• Work to be completed:
Filter out everything except lines holding "ovat".

• Supplied material:

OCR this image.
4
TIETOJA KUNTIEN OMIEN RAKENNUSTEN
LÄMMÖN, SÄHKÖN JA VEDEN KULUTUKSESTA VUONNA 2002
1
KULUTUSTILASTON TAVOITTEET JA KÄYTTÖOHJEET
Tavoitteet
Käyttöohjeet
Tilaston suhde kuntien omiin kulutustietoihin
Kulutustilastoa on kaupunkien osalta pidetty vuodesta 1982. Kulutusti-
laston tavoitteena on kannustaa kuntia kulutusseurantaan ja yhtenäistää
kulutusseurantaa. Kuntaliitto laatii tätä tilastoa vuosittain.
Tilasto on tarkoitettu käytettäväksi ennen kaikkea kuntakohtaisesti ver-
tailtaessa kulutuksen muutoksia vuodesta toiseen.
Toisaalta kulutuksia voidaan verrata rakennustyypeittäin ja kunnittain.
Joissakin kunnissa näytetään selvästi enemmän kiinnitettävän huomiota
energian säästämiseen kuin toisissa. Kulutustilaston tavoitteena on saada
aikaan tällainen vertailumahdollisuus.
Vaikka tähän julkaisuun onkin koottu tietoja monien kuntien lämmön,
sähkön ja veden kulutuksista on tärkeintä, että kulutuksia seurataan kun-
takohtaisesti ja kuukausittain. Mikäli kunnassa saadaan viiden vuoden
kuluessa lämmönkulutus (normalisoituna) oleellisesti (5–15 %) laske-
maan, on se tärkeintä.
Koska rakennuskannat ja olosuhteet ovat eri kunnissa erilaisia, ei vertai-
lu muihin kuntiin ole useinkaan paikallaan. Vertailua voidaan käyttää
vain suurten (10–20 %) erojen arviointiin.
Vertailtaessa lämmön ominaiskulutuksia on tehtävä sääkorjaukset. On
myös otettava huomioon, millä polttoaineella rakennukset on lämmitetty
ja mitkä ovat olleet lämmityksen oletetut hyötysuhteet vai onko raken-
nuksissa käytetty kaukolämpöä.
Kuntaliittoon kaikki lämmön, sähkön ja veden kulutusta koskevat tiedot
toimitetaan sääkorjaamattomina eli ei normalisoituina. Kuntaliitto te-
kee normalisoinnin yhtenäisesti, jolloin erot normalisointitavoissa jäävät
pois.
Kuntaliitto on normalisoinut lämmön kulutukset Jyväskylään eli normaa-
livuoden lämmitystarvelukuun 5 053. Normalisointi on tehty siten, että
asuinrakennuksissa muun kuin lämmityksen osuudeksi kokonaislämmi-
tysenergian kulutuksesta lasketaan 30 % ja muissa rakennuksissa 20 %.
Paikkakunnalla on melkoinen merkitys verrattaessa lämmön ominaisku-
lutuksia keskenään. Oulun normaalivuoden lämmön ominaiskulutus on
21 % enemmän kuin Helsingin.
--
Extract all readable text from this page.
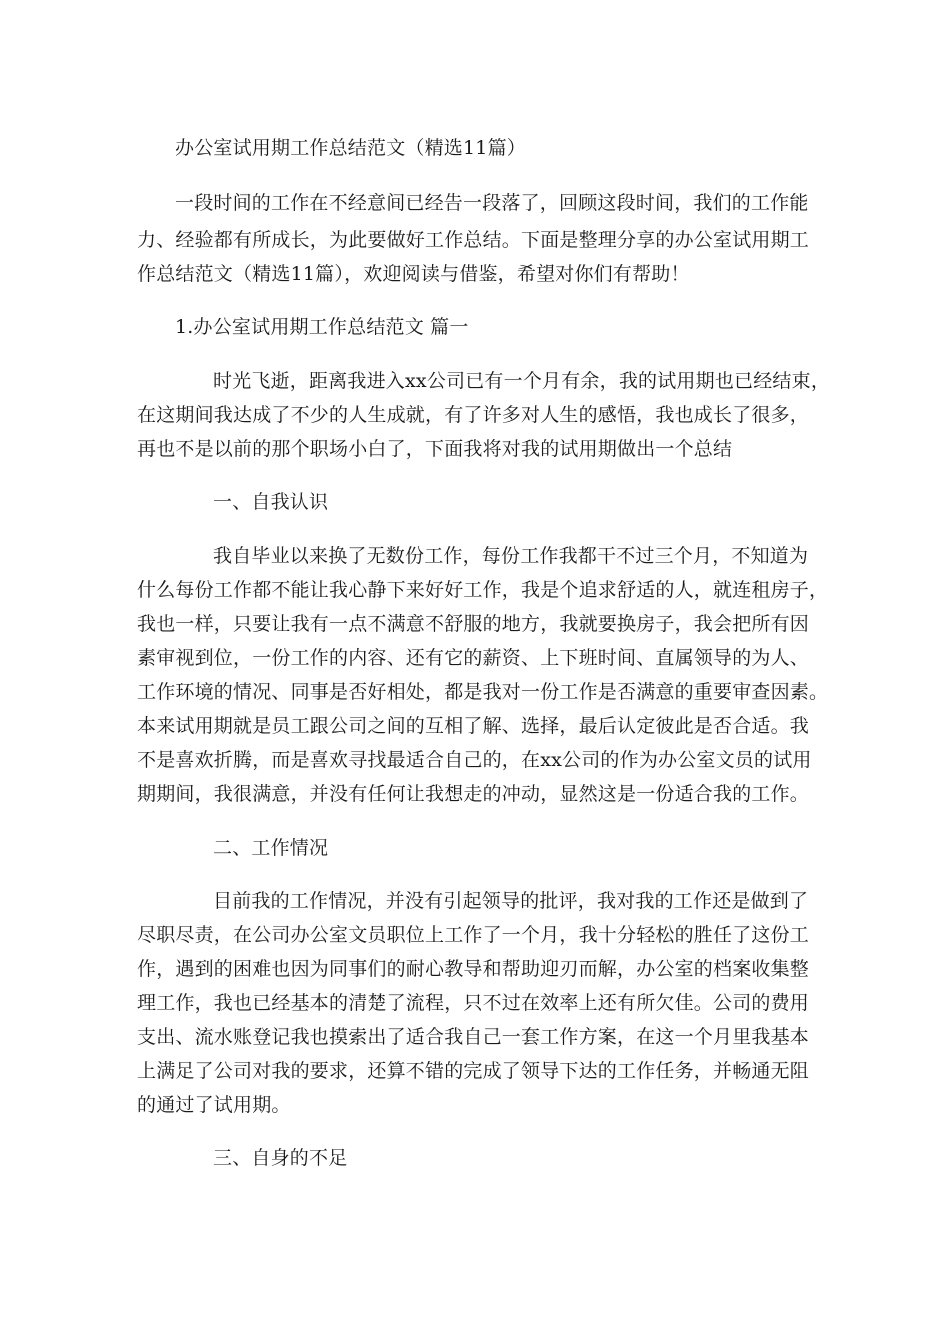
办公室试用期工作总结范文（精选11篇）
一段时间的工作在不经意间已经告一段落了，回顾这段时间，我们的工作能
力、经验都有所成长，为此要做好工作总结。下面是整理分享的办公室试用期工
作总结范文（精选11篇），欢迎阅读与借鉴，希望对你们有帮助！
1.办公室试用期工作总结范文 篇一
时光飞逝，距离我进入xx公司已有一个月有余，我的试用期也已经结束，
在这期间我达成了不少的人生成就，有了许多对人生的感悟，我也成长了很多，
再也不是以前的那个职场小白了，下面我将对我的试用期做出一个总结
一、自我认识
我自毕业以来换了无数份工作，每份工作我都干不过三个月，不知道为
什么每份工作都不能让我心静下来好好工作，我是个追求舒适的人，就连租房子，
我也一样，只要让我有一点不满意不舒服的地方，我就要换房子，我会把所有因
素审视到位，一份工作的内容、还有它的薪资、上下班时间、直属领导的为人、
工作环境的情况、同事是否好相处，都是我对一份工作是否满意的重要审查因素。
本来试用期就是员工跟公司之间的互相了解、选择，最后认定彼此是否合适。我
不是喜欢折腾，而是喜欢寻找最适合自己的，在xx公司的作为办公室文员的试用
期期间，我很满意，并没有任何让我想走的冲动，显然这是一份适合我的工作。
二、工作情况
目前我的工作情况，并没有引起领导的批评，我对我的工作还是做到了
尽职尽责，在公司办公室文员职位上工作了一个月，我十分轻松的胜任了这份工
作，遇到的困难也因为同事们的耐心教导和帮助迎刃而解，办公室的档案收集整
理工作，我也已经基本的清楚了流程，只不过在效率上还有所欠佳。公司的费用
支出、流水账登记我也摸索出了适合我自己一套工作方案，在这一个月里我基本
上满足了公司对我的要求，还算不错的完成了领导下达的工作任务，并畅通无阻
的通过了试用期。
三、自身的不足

• Solution below:
Koska rakennuskannat ja olosuhteet ovat eri kunnissa erilaisia, ei vertai-
ja mitkä ovat olleet lämmityksen oletetut hyötysuhteet vai onko raken-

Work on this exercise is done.